Retype the records below exactly as they appear, but leave out any pictures.

◆ Supplied data:
____________________

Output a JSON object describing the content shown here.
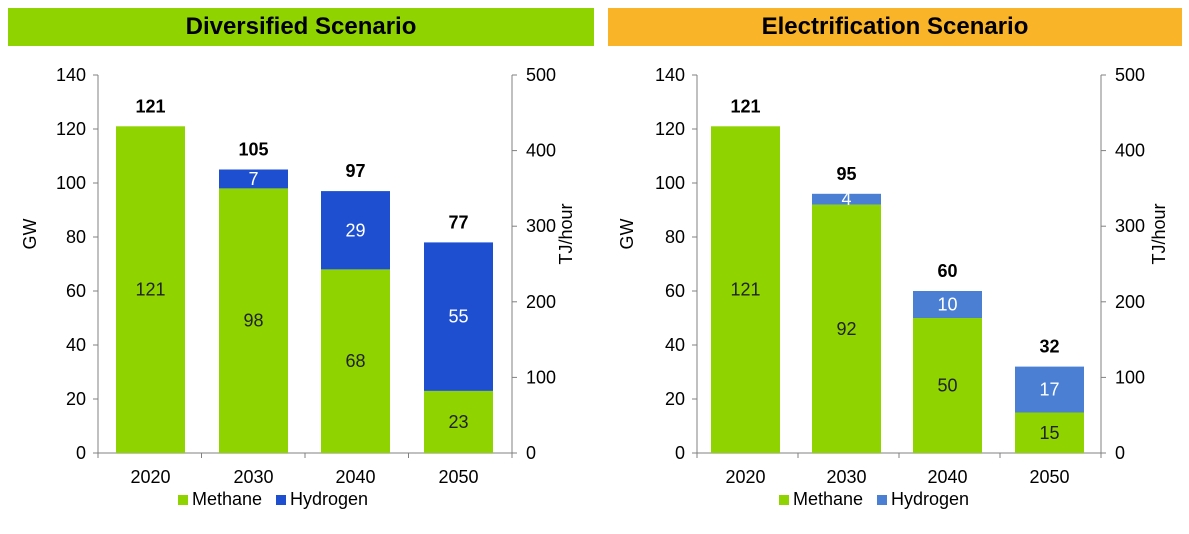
{
  "chart_data": [
    {
      "type": "bar",
      "stacked": true,
      "title": "Diversified Scenario",
      "title_bg": "#8fd400",
      "categories": [
        "2020",
        "2030",
        "2040",
        "2050"
      ],
      "series": [
        {
          "name": "Methane",
          "color": "#8fd400",
          "values": [
            121,
            98,
            68,
            23
          ],
          "labels": [
            "121",
            "98",
            "68",
            "23"
          ]
        },
        {
          "name": "Hydrogen",
          "color": "#1f4fd1",
          "values": [
            0,
            7,
            29,
            55
          ],
          "labels": [
            "",
            "7",
            "29",
            "55"
          ]
        }
      ],
      "totals": [
        "121",
        "105",
        "97",
        "77"
      ],
      "ylabel": "GW",
      "y2label": "TJ/hour",
      "ylim": [
        0,
        140
      ],
      "yticks": [
        "0",
        "20",
        "40",
        "60",
        "80",
        "100",
        "120",
        "140"
      ],
      "y2lim": [
        0,
        500
      ],
      "y2ticks": [
        "0",
        "100",
        "200",
        "300",
        "400",
        "500"
      ],
      "legend_position": "bottom",
      "grid": false
    },
    {
      "type": "bar",
      "stacked": true,
      "title": "Electrification Scenario",
      "title_bg": "#f9b428",
      "categories": [
        "2020",
        "2030",
        "2040",
        "2050"
      ],
      "series": [
        {
          "name": "Methane",
          "color": "#8fd400",
          "values": [
            121,
            92,
            50,
            15
          ],
          "labels": [
            "121",
            "92",
            "50",
            "15"
          ]
        },
        {
          "name": "Hydrogen",
          "color": "#4a7fd4",
          "values": [
            0,
            4,
            10,
            17
          ],
          "labels": [
            "",
            "4",
            "10",
            "17"
          ]
        }
      ],
      "totals": [
        "121",
        "95",
        "60",
        "32"
      ],
      "ylabel": "GW",
      "y2label": "TJ/hour",
      "ylim": [
        0,
        140
      ],
      "yticks": [
        "0",
        "20",
        "40",
        "60",
        "80",
        "100",
        "120",
        "140"
      ],
      "y2lim": [
        0,
        500
      ],
      "y2ticks": [
        "0",
        "100",
        "200",
        "300",
        "400",
        "500"
      ],
      "legend_position": "bottom",
      "grid": false
    }
  ]
}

____________________

◆ Finished answer:
Output a JSON object describing the content shown here.
{
  "chart_data": [
    {
      "type": "bar",
      "stacked": true,
      "title": "Diversified Scenario",
      "title_bg": "#8fd400",
      "categories": [
        "2020",
        "2030",
        "2040",
        "2050"
      ],
      "series": [
        {
          "name": "Methane",
          "color": "#8fd400",
          "values": [
            121,
            98,
            68,
            23
          ],
          "labels": [
            "121",
            "98",
            "68",
            "23"
          ]
        },
        {
          "name": "Hydrogen",
          "color": "#1f4fd1",
          "values": [
            0,
            7,
            29,
            55
          ],
          "labels": [
            "",
            "7",
            "29",
            "55"
          ]
        }
      ],
      "totals": [
        "121",
        "105",
        "97",
        "77"
      ],
      "ylabel": "GW",
      "y2label": "TJ/hour",
      "ylim": [
        0,
        140
      ],
      "yticks": [
        "0",
        "20",
        "40",
        "60",
        "80",
        "100",
        "120",
        "140"
      ],
      "y2lim": [
        0,
        500
      ],
      "y2ticks": [
        "0",
        "100",
        "200",
        "300",
        "400",
        "500"
      ],
      "legend_position": "bottom",
      "grid": false
    },
    {
      "type": "bar",
      "stacked": true,
      "title": "Electrification Scenario",
      "title_bg": "#f9b428",
      "categories": [
        "2020",
        "2030",
        "2040",
        "2050"
      ],
      "series": [
        {
          "name": "Methane",
          "color": "#8fd400",
          "values": [
            121,
            92,
            50,
            15
          ],
          "labels": [
            "121",
            "92",
            "50",
            "15"
          ]
        },
        {
          "name": "Hydrogen",
          "color": "#4a7fd4",
          "values": [
            0,
            4,
            10,
            17
          ],
          "labels": [
            "",
            "4",
            "10",
            "17"
          ]
        }
      ],
      "totals": [
        "121",
        "95",
        "60",
        "32"
      ],
      "ylabel": "GW",
      "y2label": "TJ/hour",
      "ylim": [
        0,
        140
      ],
      "yticks": [
        "0",
        "20",
        "40",
        "60",
        "80",
        "100",
        "120",
        "140"
      ],
      "y2lim": [
        0,
        500
      ],
      "y2ticks": [
        "0",
        "100",
        "200",
        "300",
        "400",
        "500"
      ],
      "legend_position": "bottom",
      "grid": false
    }
  ]
}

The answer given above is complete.